━━━━━ Provided records

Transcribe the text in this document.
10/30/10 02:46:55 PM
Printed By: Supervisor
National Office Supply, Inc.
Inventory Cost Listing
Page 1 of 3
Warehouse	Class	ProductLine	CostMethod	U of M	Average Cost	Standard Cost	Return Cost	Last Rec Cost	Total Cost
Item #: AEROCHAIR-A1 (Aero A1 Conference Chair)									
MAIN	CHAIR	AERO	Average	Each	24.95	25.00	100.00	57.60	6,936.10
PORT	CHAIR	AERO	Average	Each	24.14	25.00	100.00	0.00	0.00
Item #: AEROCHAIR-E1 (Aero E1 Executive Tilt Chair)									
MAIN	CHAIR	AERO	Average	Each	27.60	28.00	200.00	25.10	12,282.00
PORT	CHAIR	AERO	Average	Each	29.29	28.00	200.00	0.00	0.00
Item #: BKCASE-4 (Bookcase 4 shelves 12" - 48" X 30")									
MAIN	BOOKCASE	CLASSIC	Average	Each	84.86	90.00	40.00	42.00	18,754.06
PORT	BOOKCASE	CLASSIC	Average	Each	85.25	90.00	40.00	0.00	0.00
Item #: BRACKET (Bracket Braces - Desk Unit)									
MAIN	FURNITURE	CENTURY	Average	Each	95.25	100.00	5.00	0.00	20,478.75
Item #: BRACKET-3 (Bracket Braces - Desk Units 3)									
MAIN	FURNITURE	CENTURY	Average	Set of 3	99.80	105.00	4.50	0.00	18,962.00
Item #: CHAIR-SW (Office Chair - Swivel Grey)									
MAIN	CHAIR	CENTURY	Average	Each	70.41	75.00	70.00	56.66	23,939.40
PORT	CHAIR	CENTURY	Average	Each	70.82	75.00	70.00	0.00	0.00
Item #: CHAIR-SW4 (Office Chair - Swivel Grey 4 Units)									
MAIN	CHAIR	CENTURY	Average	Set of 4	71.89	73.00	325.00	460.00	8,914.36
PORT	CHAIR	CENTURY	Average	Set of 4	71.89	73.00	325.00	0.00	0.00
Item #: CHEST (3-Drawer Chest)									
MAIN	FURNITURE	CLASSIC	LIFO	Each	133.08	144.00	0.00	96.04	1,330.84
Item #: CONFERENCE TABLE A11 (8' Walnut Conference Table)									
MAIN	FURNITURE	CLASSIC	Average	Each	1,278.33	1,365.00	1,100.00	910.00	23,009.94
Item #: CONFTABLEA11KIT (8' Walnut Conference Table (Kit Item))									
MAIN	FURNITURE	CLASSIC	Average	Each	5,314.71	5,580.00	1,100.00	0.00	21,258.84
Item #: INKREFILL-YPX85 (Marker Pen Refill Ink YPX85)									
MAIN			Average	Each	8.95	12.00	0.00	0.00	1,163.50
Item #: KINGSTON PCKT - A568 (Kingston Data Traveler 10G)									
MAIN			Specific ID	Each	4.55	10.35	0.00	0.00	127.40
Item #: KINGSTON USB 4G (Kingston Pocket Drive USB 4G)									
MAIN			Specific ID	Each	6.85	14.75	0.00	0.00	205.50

━━━━━━━━━━
━━━━━ Provided records

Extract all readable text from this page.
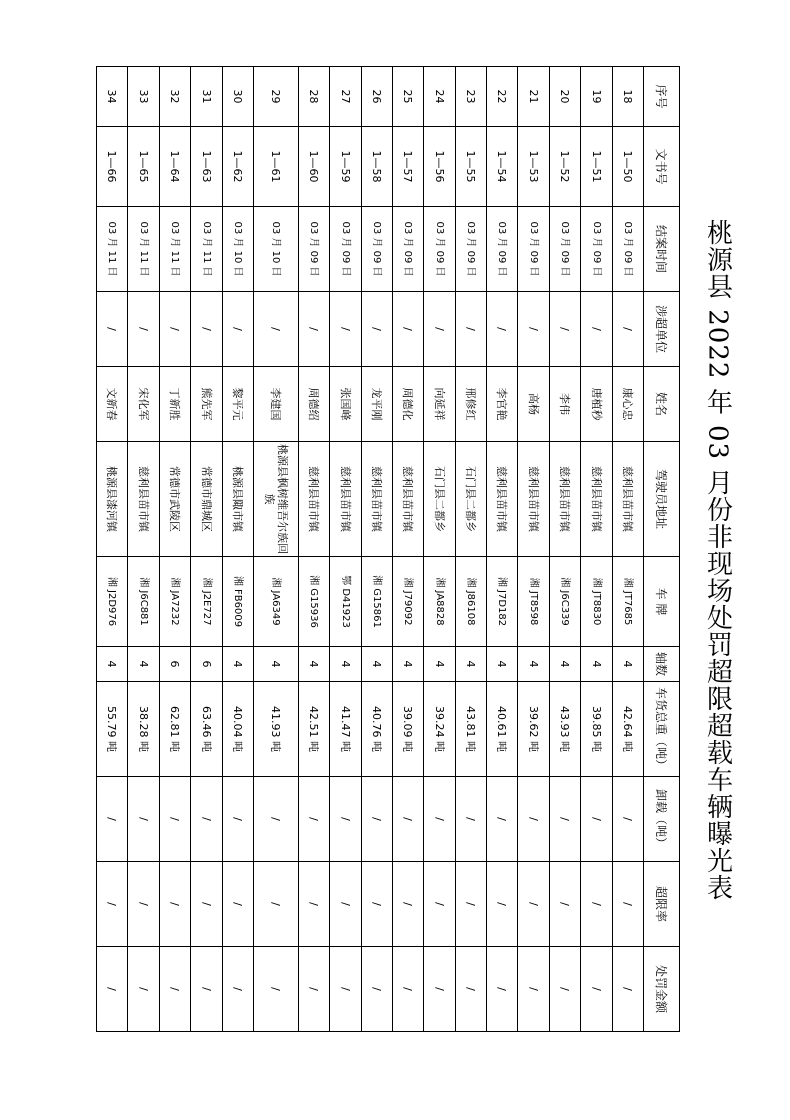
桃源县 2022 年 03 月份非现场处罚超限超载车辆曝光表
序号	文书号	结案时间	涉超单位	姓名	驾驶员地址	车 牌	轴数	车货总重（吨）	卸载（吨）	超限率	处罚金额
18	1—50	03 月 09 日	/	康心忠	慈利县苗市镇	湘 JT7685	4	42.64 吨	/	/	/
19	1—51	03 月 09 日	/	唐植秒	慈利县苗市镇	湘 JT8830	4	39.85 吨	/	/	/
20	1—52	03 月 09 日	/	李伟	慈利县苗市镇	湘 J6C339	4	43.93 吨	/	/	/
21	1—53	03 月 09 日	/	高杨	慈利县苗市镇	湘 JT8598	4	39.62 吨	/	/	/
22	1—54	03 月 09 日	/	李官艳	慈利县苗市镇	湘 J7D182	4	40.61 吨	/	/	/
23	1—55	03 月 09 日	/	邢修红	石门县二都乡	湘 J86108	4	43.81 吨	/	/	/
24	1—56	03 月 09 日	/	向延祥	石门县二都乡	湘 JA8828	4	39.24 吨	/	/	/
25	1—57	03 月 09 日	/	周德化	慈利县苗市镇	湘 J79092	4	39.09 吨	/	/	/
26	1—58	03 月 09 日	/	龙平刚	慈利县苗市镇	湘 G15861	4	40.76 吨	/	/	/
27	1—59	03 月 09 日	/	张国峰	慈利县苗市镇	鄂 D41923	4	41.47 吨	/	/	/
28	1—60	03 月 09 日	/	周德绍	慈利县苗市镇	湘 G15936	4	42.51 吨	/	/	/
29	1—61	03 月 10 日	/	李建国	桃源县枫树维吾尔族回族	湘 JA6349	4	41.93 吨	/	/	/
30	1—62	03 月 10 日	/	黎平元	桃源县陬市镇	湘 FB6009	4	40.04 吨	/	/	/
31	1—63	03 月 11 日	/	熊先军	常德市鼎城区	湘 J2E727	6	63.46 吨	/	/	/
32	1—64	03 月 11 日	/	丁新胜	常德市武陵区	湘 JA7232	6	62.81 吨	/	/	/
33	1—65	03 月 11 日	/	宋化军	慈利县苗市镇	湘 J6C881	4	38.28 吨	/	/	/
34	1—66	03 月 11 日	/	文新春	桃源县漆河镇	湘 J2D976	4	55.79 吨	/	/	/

━━━━━━━━━━

**Aim:** Check each line of the records above for "Table", and copy those that have it.

**Full output:**
Item #: CONFERENCE TABLE A11 (8' Walnut Conference Table)									
Item #: CONFTABLEA11KIT (8' Walnut Conference Table (Kit Item))									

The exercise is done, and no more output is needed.